### GOAL OF THE EXERCISE:
Would you quote every entry exactly, dropping only the pictures?

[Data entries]
--*--

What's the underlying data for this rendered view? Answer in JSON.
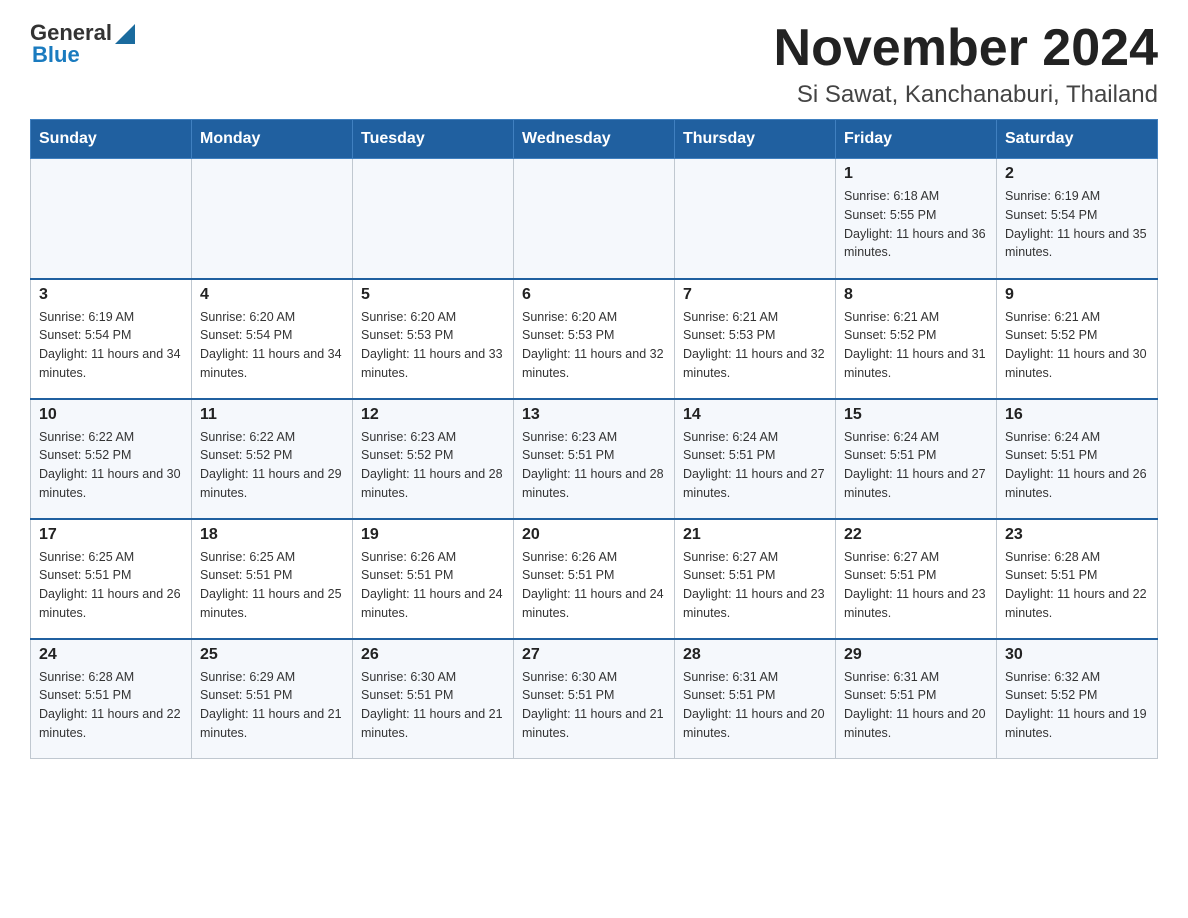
{
  "header": {
    "logo": {
      "general": "General",
      "blue": "Blue"
    },
    "month_title": "November 2024",
    "location": "Si Sawat, Kanchanaburi, Thailand"
  },
  "days_of_week": [
    "Sunday",
    "Monday",
    "Tuesday",
    "Wednesday",
    "Thursday",
    "Friday",
    "Saturday"
  ],
  "weeks": [
    [
      {
        "day": "",
        "info": ""
      },
      {
        "day": "",
        "info": ""
      },
      {
        "day": "",
        "info": ""
      },
      {
        "day": "",
        "info": ""
      },
      {
        "day": "",
        "info": ""
      },
      {
        "day": "1",
        "info": "Sunrise: 6:18 AM\nSunset: 5:55 PM\nDaylight: 11 hours and 36 minutes."
      },
      {
        "day": "2",
        "info": "Sunrise: 6:19 AM\nSunset: 5:54 PM\nDaylight: 11 hours and 35 minutes."
      }
    ],
    [
      {
        "day": "3",
        "info": "Sunrise: 6:19 AM\nSunset: 5:54 PM\nDaylight: 11 hours and 34 minutes."
      },
      {
        "day": "4",
        "info": "Sunrise: 6:20 AM\nSunset: 5:54 PM\nDaylight: 11 hours and 34 minutes."
      },
      {
        "day": "5",
        "info": "Sunrise: 6:20 AM\nSunset: 5:53 PM\nDaylight: 11 hours and 33 minutes."
      },
      {
        "day": "6",
        "info": "Sunrise: 6:20 AM\nSunset: 5:53 PM\nDaylight: 11 hours and 32 minutes."
      },
      {
        "day": "7",
        "info": "Sunrise: 6:21 AM\nSunset: 5:53 PM\nDaylight: 11 hours and 32 minutes."
      },
      {
        "day": "8",
        "info": "Sunrise: 6:21 AM\nSunset: 5:52 PM\nDaylight: 11 hours and 31 minutes."
      },
      {
        "day": "9",
        "info": "Sunrise: 6:21 AM\nSunset: 5:52 PM\nDaylight: 11 hours and 30 minutes."
      }
    ],
    [
      {
        "day": "10",
        "info": "Sunrise: 6:22 AM\nSunset: 5:52 PM\nDaylight: 11 hours and 30 minutes."
      },
      {
        "day": "11",
        "info": "Sunrise: 6:22 AM\nSunset: 5:52 PM\nDaylight: 11 hours and 29 minutes."
      },
      {
        "day": "12",
        "info": "Sunrise: 6:23 AM\nSunset: 5:52 PM\nDaylight: 11 hours and 28 minutes."
      },
      {
        "day": "13",
        "info": "Sunrise: 6:23 AM\nSunset: 5:51 PM\nDaylight: 11 hours and 28 minutes."
      },
      {
        "day": "14",
        "info": "Sunrise: 6:24 AM\nSunset: 5:51 PM\nDaylight: 11 hours and 27 minutes."
      },
      {
        "day": "15",
        "info": "Sunrise: 6:24 AM\nSunset: 5:51 PM\nDaylight: 11 hours and 27 minutes."
      },
      {
        "day": "16",
        "info": "Sunrise: 6:24 AM\nSunset: 5:51 PM\nDaylight: 11 hours and 26 minutes."
      }
    ],
    [
      {
        "day": "17",
        "info": "Sunrise: 6:25 AM\nSunset: 5:51 PM\nDaylight: 11 hours and 26 minutes."
      },
      {
        "day": "18",
        "info": "Sunrise: 6:25 AM\nSunset: 5:51 PM\nDaylight: 11 hours and 25 minutes."
      },
      {
        "day": "19",
        "info": "Sunrise: 6:26 AM\nSunset: 5:51 PM\nDaylight: 11 hours and 24 minutes."
      },
      {
        "day": "20",
        "info": "Sunrise: 6:26 AM\nSunset: 5:51 PM\nDaylight: 11 hours and 24 minutes."
      },
      {
        "day": "21",
        "info": "Sunrise: 6:27 AM\nSunset: 5:51 PM\nDaylight: 11 hours and 23 minutes."
      },
      {
        "day": "22",
        "info": "Sunrise: 6:27 AM\nSunset: 5:51 PM\nDaylight: 11 hours and 23 minutes."
      },
      {
        "day": "23",
        "info": "Sunrise: 6:28 AM\nSunset: 5:51 PM\nDaylight: 11 hours and 22 minutes."
      }
    ],
    [
      {
        "day": "24",
        "info": "Sunrise: 6:28 AM\nSunset: 5:51 PM\nDaylight: 11 hours and 22 minutes."
      },
      {
        "day": "25",
        "info": "Sunrise: 6:29 AM\nSunset: 5:51 PM\nDaylight: 11 hours and 21 minutes."
      },
      {
        "day": "26",
        "info": "Sunrise: 6:30 AM\nSunset: 5:51 PM\nDaylight: 11 hours and 21 minutes."
      },
      {
        "day": "27",
        "info": "Sunrise: 6:30 AM\nSunset: 5:51 PM\nDaylight: 11 hours and 21 minutes."
      },
      {
        "day": "28",
        "info": "Sunrise: 6:31 AM\nSunset: 5:51 PM\nDaylight: 11 hours and 20 minutes."
      },
      {
        "day": "29",
        "info": "Sunrise: 6:31 AM\nSunset: 5:51 PM\nDaylight: 11 hours and 20 minutes."
      },
      {
        "day": "30",
        "info": "Sunrise: 6:32 AM\nSunset: 5:52 PM\nDaylight: 11 hours and 19 minutes."
      }
    ]
  ]
}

--*--

### EXERCISE RESULT:
What's the underlying data for this rendered view? Answer in JSON.
{
  "header": {
    "logo": {
      "general": "General",
      "blue": "Blue"
    },
    "month_title": "November 2024",
    "location": "Si Sawat, Kanchanaburi, Thailand"
  },
  "days_of_week": [
    "Sunday",
    "Monday",
    "Tuesday",
    "Wednesday",
    "Thursday",
    "Friday",
    "Saturday"
  ],
  "weeks": [
    [
      {
        "day": "",
        "info": ""
      },
      {
        "day": "",
        "info": ""
      },
      {
        "day": "",
        "info": ""
      },
      {
        "day": "",
        "info": ""
      },
      {
        "day": "",
        "info": ""
      },
      {
        "day": "1",
        "info": "Sunrise: 6:18 AM\nSunset: 5:55 PM\nDaylight: 11 hours and 36 minutes."
      },
      {
        "day": "2",
        "info": "Sunrise: 6:19 AM\nSunset: 5:54 PM\nDaylight: 11 hours and 35 minutes."
      }
    ],
    [
      {
        "day": "3",
        "info": "Sunrise: 6:19 AM\nSunset: 5:54 PM\nDaylight: 11 hours and 34 minutes."
      },
      {
        "day": "4",
        "info": "Sunrise: 6:20 AM\nSunset: 5:54 PM\nDaylight: 11 hours and 34 minutes."
      },
      {
        "day": "5",
        "info": "Sunrise: 6:20 AM\nSunset: 5:53 PM\nDaylight: 11 hours and 33 minutes."
      },
      {
        "day": "6",
        "info": "Sunrise: 6:20 AM\nSunset: 5:53 PM\nDaylight: 11 hours and 32 minutes."
      },
      {
        "day": "7",
        "info": "Sunrise: 6:21 AM\nSunset: 5:53 PM\nDaylight: 11 hours and 32 minutes."
      },
      {
        "day": "8",
        "info": "Sunrise: 6:21 AM\nSunset: 5:52 PM\nDaylight: 11 hours and 31 minutes."
      },
      {
        "day": "9",
        "info": "Sunrise: 6:21 AM\nSunset: 5:52 PM\nDaylight: 11 hours and 30 minutes."
      }
    ],
    [
      {
        "day": "10",
        "info": "Sunrise: 6:22 AM\nSunset: 5:52 PM\nDaylight: 11 hours and 30 minutes."
      },
      {
        "day": "11",
        "info": "Sunrise: 6:22 AM\nSunset: 5:52 PM\nDaylight: 11 hours and 29 minutes."
      },
      {
        "day": "12",
        "info": "Sunrise: 6:23 AM\nSunset: 5:52 PM\nDaylight: 11 hours and 28 minutes."
      },
      {
        "day": "13",
        "info": "Sunrise: 6:23 AM\nSunset: 5:51 PM\nDaylight: 11 hours and 28 minutes."
      },
      {
        "day": "14",
        "info": "Sunrise: 6:24 AM\nSunset: 5:51 PM\nDaylight: 11 hours and 27 minutes."
      },
      {
        "day": "15",
        "info": "Sunrise: 6:24 AM\nSunset: 5:51 PM\nDaylight: 11 hours and 27 minutes."
      },
      {
        "day": "16",
        "info": "Sunrise: 6:24 AM\nSunset: 5:51 PM\nDaylight: 11 hours and 26 minutes."
      }
    ],
    [
      {
        "day": "17",
        "info": "Sunrise: 6:25 AM\nSunset: 5:51 PM\nDaylight: 11 hours and 26 minutes."
      },
      {
        "day": "18",
        "info": "Sunrise: 6:25 AM\nSunset: 5:51 PM\nDaylight: 11 hours and 25 minutes."
      },
      {
        "day": "19",
        "info": "Sunrise: 6:26 AM\nSunset: 5:51 PM\nDaylight: 11 hours and 24 minutes."
      },
      {
        "day": "20",
        "info": "Sunrise: 6:26 AM\nSunset: 5:51 PM\nDaylight: 11 hours and 24 minutes."
      },
      {
        "day": "21",
        "info": "Sunrise: 6:27 AM\nSunset: 5:51 PM\nDaylight: 11 hours and 23 minutes."
      },
      {
        "day": "22",
        "info": "Sunrise: 6:27 AM\nSunset: 5:51 PM\nDaylight: 11 hours and 23 minutes."
      },
      {
        "day": "23",
        "info": "Sunrise: 6:28 AM\nSunset: 5:51 PM\nDaylight: 11 hours and 22 minutes."
      }
    ],
    [
      {
        "day": "24",
        "info": "Sunrise: 6:28 AM\nSunset: 5:51 PM\nDaylight: 11 hours and 22 minutes."
      },
      {
        "day": "25",
        "info": "Sunrise: 6:29 AM\nSunset: 5:51 PM\nDaylight: 11 hours and 21 minutes."
      },
      {
        "day": "26",
        "info": "Sunrise: 6:30 AM\nSunset: 5:51 PM\nDaylight: 11 hours and 21 minutes."
      },
      {
        "day": "27",
        "info": "Sunrise: 6:30 AM\nSunset: 5:51 PM\nDaylight: 11 hours and 21 minutes."
      },
      {
        "day": "28",
        "info": "Sunrise: 6:31 AM\nSunset: 5:51 PM\nDaylight: 11 hours and 20 minutes."
      },
      {
        "day": "29",
        "info": "Sunrise: 6:31 AM\nSunset: 5:51 PM\nDaylight: 11 hours and 20 minutes."
      },
      {
        "day": "30",
        "info": "Sunrise: 6:32 AM\nSunset: 5:52 PM\nDaylight: 11 hours and 19 minutes."
      }
    ]
  ]
}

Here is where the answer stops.